■ Task details
Repeat all of the material below exactly as written, images excluded.

■ Records supplied
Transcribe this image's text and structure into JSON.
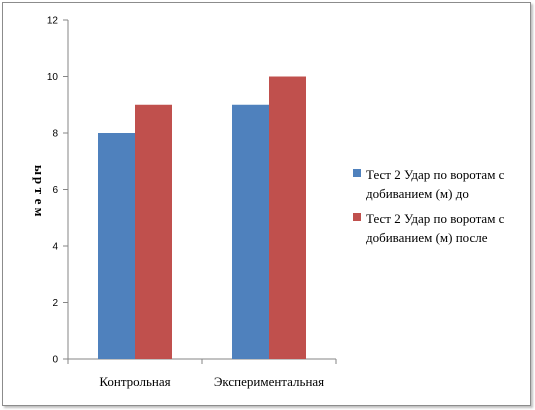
{
  "chart_data": {
    "type": "bar",
    "categories": [
      "Контрольная",
      "Экспериментальная"
    ],
    "series": [
      {
        "name": "Тест 2 Удар по воротам с добиванием (м) до",
        "values": [
          8,
          9
        ],
        "color": "#4f81bd"
      },
      {
        "name": "Тест 2 Удар по воротам с добиванием (м) после",
        "values": [
          9,
          10
        ],
        "color": "#c0504d"
      }
    ],
    "ylabel": "метры",
    "ylim": [
      0,
      12
    ],
    "yticks": [
      0,
      2,
      4,
      6,
      8,
      10,
      12
    ],
    "grid": false,
    "legend_position": "right"
  },
  "legend": {
    "items": [
      {
        "line1": "Тест 2 Удар по воротам с",
        "line2": "добиванием (м) до"
      },
      {
        "line1": "Тест 2 Удар по воротам с",
        "line2": "добиванием (м) после"
      }
    ]
  }
}
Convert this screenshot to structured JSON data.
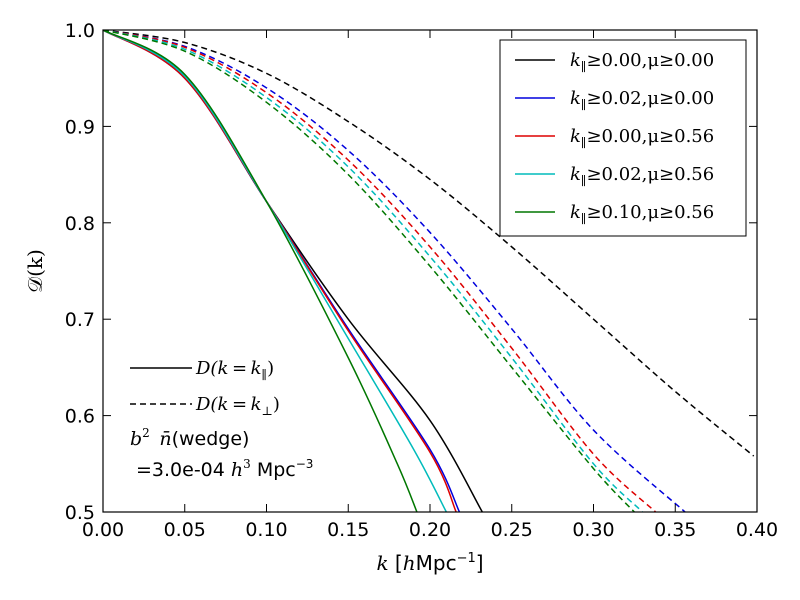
{
  "chart_data": {
    "type": "line",
    "title": "",
    "xlabel": "k [hMpc⁻¹]",
    "xlabel_parts": {
      "k": "k",
      "open": " [",
      "h": "h",
      "unit": "Mpc",
      "exp": "−1",
      "close": "]"
    },
    "ylabel": "𝒟(k)",
    "xlim": [
      0.0,
      0.4
    ],
    "ylim": [
      0.5,
      1.0
    ],
    "xticks": [
      "0.00",
      "0.05",
      "0.10",
      "0.15",
      "0.20",
      "0.25",
      "0.30",
      "0.35",
      "0.40"
    ],
    "yticks": [
      "0.5",
      "0.6",
      "0.7",
      "0.8",
      "0.9",
      "1.0"
    ],
    "grid": false,
    "legend_position": "top-right",
    "series": [
      {
        "name": "k∥≥0.00,μ≥0.00",
        "color": "#000000",
        "solid": [
          [
            0,
            1.0
          ],
          [
            0.05,
            0.952
          ],
          [
            0.1,
            0.822
          ],
          [
            0.15,
            0.7
          ],
          [
            0.2,
            0.595
          ],
          [
            0.232,
            0.5
          ]
        ],
        "dashed": [
          [
            0,
            1.0
          ],
          [
            0.05,
            0.987
          ],
          [
            0.1,
            0.955
          ],
          [
            0.15,
            0.905
          ],
          [
            0.2,
            0.845
          ],
          [
            0.25,
            0.775
          ],
          [
            0.3,
            0.7
          ],
          [
            0.35,
            0.625
          ],
          [
            0.398,
            0.558
          ]
        ]
      },
      {
        "name": "k∥≥0.02,μ≥0.00",
        "color": "#0000dd",
        "solid": [
          [
            0,
            1.0
          ],
          [
            0.05,
            0.95
          ],
          [
            0.1,
            0.822
          ],
          [
            0.15,
            0.69
          ],
          [
            0.2,
            0.565
          ],
          [
            0.218,
            0.5
          ]
        ],
        "dashed": [
          [
            0,
            1.0
          ],
          [
            0.05,
            0.983
          ],
          [
            0.1,
            0.94
          ],
          [
            0.15,
            0.875
          ],
          [
            0.2,
            0.79
          ],
          [
            0.25,
            0.69
          ],
          [
            0.3,
            0.585
          ],
          [
            0.356,
            0.5
          ]
        ]
      },
      {
        "name": "k∥≥0.00,μ≥0.56",
        "color": "#dd0000",
        "solid": [
          [
            0,
            1.0
          ],
          [
            0.05,
            0.95
          ],
          [
            0.1,
            0.822
          ],
          [
            0.15,
            0.688
          ],
          [
            0.2,
            0.562
          ],
          [
            0.216,
            0.5
          ]
        ],
        "dashed": [
          [
            0,
            1.0
          ],
          [
            0.05,
            0.982
          ],
          [
            0.1,
            0.935
          ],
          [
            0.15,
            0.865
          ],
          [
            0.2,
            0.775
          ],
          [
            0.25,
            0.67
          ],
          [
            0.3,
            0.56
          ],
          [
            0.338,
            0.5
          ]
        ]
      },
      {
        "name": "k∥≥0.02,μ≥0.56",
        "color": "#00bbbb",
        "solid": [
          [
            0,
            1.0
          ],
          [
            0.05,
            0.952
          ],
          [
            0.1,
            0.822
          ],
          [
            0.15,
            0.68
          ],
          [
            0.19,
            0.565
          ],
          [
            0.21,
            0.5
          ]
        ],
        "dashed": [
          [
            0,
            1.0
          ],
          [
            0.05,
            0.98
          ],
          [
            0.1,
            0.93
          ],
          [
            0.15,
            0.858
          ],
          [
            0.2,
            0.765
          ],
          [
            0.25,
            0.66
          ],
          [
            0.3,
            0.55
          ],
          [
            0.33,
            0.5
          ]
        ]
      },
      {
        "name": "k∥≥0.10,μ≥0.56",
        "color": "#007700",
        "solid": [
          [
            0,
            1.0
          ],
          [
            0.05,
            0.954
          ],
          [
            0.1,
            0.822
          ],
          [
            0.15,
            0.66
          ],
          [
            0.18,
            0.55
          ],
          [
            0.192,
            0.5
          ]
        ],
        "dashed": [
          [
            0,
            1.0
          ],
          [
            0.05,
            0.978
          ],
          [
            0.1,
            0.925
          ],
          [
            0.15,
            0.85
          ],
          [
            0.2,
            0.755
          ],
          [
            0.25,
            0.65
          ],
          [
            0.3,
            0.545
          ],
          [
            0.325,
            0.5
          ]
        ]
      }
    ],
    "legend_entries": [
      {
        "k": "k",
        "sub": "∥",
        "rest": "≥0.00,μ≥0.00",
        "color": "#000000"
      },
      {
        "k": "k",
        "sub": "∥",
        "rest": "≥0.02,μ≥0.00",
        "color": "#0000dd"
      },
      {
        "k": "k",
        "sub": "∥",
        "rest": "≥0.00,μ≥0.56",
        "color": "#dd0000"
      },
      {
        "k": "k",
        "sub": "∥",
        "rest": "≥0.02,μ≥0.56",
        "color": "#00bbbb"
      },
      {
        "k": "k",
        "sub": "∥",
        "rest": "≥0.10,μ≥0.56",
        "color": "#007700"
      }
    ],
    "style_legend": [
      {
        "linestyle": "solid",
        "label_pre": "D(k = k",
        "label_sub": "∥",
        "label_post": ")"
      },
      {
        "linestyle": "dashed",
        "label_pre": "D(k = k",
        "label_sub": "⊥",
        "label_post": ")"
      }
    ],
    "annotation": {
      "line1_b": "b",
      "line1_sup": "2",
      "line1_nbar": "n̄",
      "line1_text": "(wedge)",
      "line2_value": "=3.0e-04",
      "line2_h": "h",
      "line2_h_sup": "3",
      "line2_unit": "Mpc",
      "line2_unit_sup": "−3"
    }
  }
}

■ Solution
Transcribe this image's text and structure into JSON.
{
  "chart_data": {
    "type": "bar",
    "categories": [
      "Контрольная",
      "Экспериментальная"
    ],
    "series": [
      {
        "name": "Тест 2 Удар по воротам с добиванием (м) до",
        "values": [
          8,
          9
        ],
        "color": "#4f81bd"
      },
      {
        "name": "Тест 2 Удар по воротам с добиванием (м) после",
        "values": [
          9,
          10
        ],
        "color": "#c0504d"
      }
    ],
    "ylabel": "метры",
    "ylim": [
      0,
      12
    ],
    "yticks": [
      0,
      2,
      4,
      6,
      8,
      10,
      12
    ],
    "grid": false,
    "legend_position": "right"
  },
  "legend": {
    "items": [
      {
        "line1": "Тест 2 Удар по воротам с",
        "line2": "добиванием (м) до"
      },
      {
        "line1": "Тест 2 Удар по воротам с",
        "line2": "добиванием (м) после"
      }
    ]
  }
}
Convert this screenshot to structured JSON data.
{
  "chart_data": {
    "type": "line",
    "title": "",
    "xlabel": "k [hMpc⁻¹]",
    "xlabel_parts": {
      "k": "k",
      "open": " [",
      "h": "h",
      "unit": "Mpc",
      "exp": "−1",
      "close": "]"
    },
    "ylabel": "𝒟(k)",
    "xlim": [
      0.0,
      0.4
    ],
    "ylim": [
      0.5,
      1.0
    ],
    "xticks": [
      "0.00",
      "0.05",
      "0.10",
      "0.15",
      "0.20",
      "0.25",
      "0.30",
      "0.35",
      "0.40"
    ],
    "yticks": [
      "0.5",
      "0.6",
      "0.7",
      "0.8",
      "0.9",
      "1.0"
    ],
    "grid": false,
    "legend_position": "top-right",
    "series": [
      {
        "name": "k∥≥0.00,μ≥0.00",
        "color": "#000000",
        "solid": [
          [
            0,
            1.0
          ],
          [
            0.05,
            0.952
          ],
          [
            0.1,
            0.822
          ],
          [
            0.15,
            0.7
          ],
          [
            0.2,
            0.595
          ],
          [
            0.232,
            0.5
          ]
        ],
        "dashed": [
          [
            0,
            1.0
          ],
          [
            0.05,
            0.987
          ],
          [
            0.1,
            0.955
          ],
          [
            0.15,
            0.905
          ],
          [
            0.2,
            0.845
          ],
          [
            0.25,
            0.775
          ],
          [
            0.3,
            0.7
          ],
          [
            0.35,
            0.625
          ],
          [
            0.398,
            0.558
          ]
        ]
      },
      {
        "name": "k∥≥0.02,μ≥0.00",
        "color": "#0000dd",
        "solid": [
          [
            0,
            1.0
          ],
          [
            0.05,
            0.95
          ],
          [
            0.1,
            0.822
          ],
          [
            0.15,
            0.69
          ],
          [
            0.2,
            0.565
          ],
          [
            0.218,
            0.5
          ]
        ],
        "dashed": [
          [
            0,
            1.0
          ],
          [
            0.05,
            0.983
          ],
          [
            0.1,
            0.94
          ],
          [
            0.15,
            0.875
          ],
          [
            0.2,
            0.79
          ],
          [
            0.25,
            0.69
          ],
          [
            0.3,
            0.585
          ],
          [
            0.356,
            0.5
          ]
        ]
      },
      {
        "name": "k∥≥0.00,μ≥0.56",
        "color": "#dd0000",
        "solid": [
          [
            0,
            1.0
          ],
          [
            0.05,
            0.95
          ],
          [
            0.1,
            0.822
          ],
          [
            0.15,
            0.688
          ],
          [
            0.2,
            0.562
          ],
          [
            0.216,
            0.5
          ]
        ],
        "dashed": [
          [
            0,
            1.0
          ],
          [
            0.05,
            0.982
          ],
          [
            0.1,
            0.935
          ],
          [
            0.15,
            0.865
          ],
          [
            0.2,
            0.775
          ],
          [
            0.25,
            0.67
          ],
          [
            0.3,
            0.56
          ],
          [
            0.338,
            0.5
          ]
        ]
      },
      {
        "name": "k∥≥0.02,μ≥0.56",
        "color": "#00bbbb",
        "solid": [
          [
            0,
            1.0
          ],
          [
            0.05,
            0.952
          ],
          [
            0.1,
            0.822
          ],
          [
            0.15,
            0.68
          ],
          [
            0.19,
            0.565
          ],
          [
            0.21,
            0.5
          ]
        ],
        "dashed": [
          [
            0,
            1.0
          ],
          [
            0.05,
            0.98
          ],
          [
            0.1,
            0.93
          ],
          [
            0.15,
            0.858
          ],
          [
            0.2,
            0.765
          ],
          [
            0.25,
            0.66
          ],
          [
            0.3,
            0.55
          ],
          [
            0.33,
            0.5
          ]
        ]
      },
      {
        "name": "k∥≥0.10,μ≥0.56",
        "color": "#007700",
        "solid": [
          [
            0,
            1.0
          ],
          [
            0.05,
            0.954
          ],
          [
            0.1,
            0.822
          ],
          [
            0.15,
            0.66
          ],
          [
            0.18,
            0.55
          ],
          [
            0.192,
            0.5
          ]
        ],
        "dashed": [
          [
            0,
            1.0
          ],
          [
            0.05,
            0.978
          ],
          [
            0.1,
            0.925
          ],
          [
            0.15,
            0.85
          ],
          [
            0.2,
            0.755
          ],
          [
            0.25,
            0.65
          ],
          [
            0.3,
            0.545
          ],
          [
            0.325,
            0.5
          ]
        ]
      }
    ],
    "legend_entries": [
      {
        "k": "k",
        "sub": "∥",
        "rest": "≥0.00,μ≥0.00",
        "color": "#000000"
      },
      {
        "k": "k",
        "sub": "∥",
        "rest": "≥0.02,μ≥0.00",
        "color": "#0000dd"
      },
      {
        "k": "k",
        "sub": "∥",
        "rest": "≥0.00,μ≥0.56",
        "color": "#dd0000"
      },
      {
        "k": "k",
        "sub": "∥",
        "rest": "≥0.02,μ≥0.56",
        "color": "#00bbbb"
      },
      {
        "k": "k",
        "sub": "∥",
        "rest": "≥0.10,μ≥0.56",
        "color": "#007700"
      }
    ],
    "style_legend": [
      {
        "linestyle": "solid",
        "label_pre": "D(k = k",
        "label_sub": "∥",
        "label_post": ")"
      },
      {
        "linestyle": "dashed",
        "label_pre": "D(k = k",
        "label_sub": "⊥",
        "label_post": ")"
      }
    ],
    "annotation": {
      "line1_b": "b",
      "line1_sup": "2",
      "line1_nbar": "n̄",
      "line1_text": "(wedge)",
      "line2_value": "=3.0e-04",
      "line2_h": "h",
      "line2_h_sup": "3",
      "line2_unit": "Mpc",
      "line2_unit_sup": "−3"
    }
  }
}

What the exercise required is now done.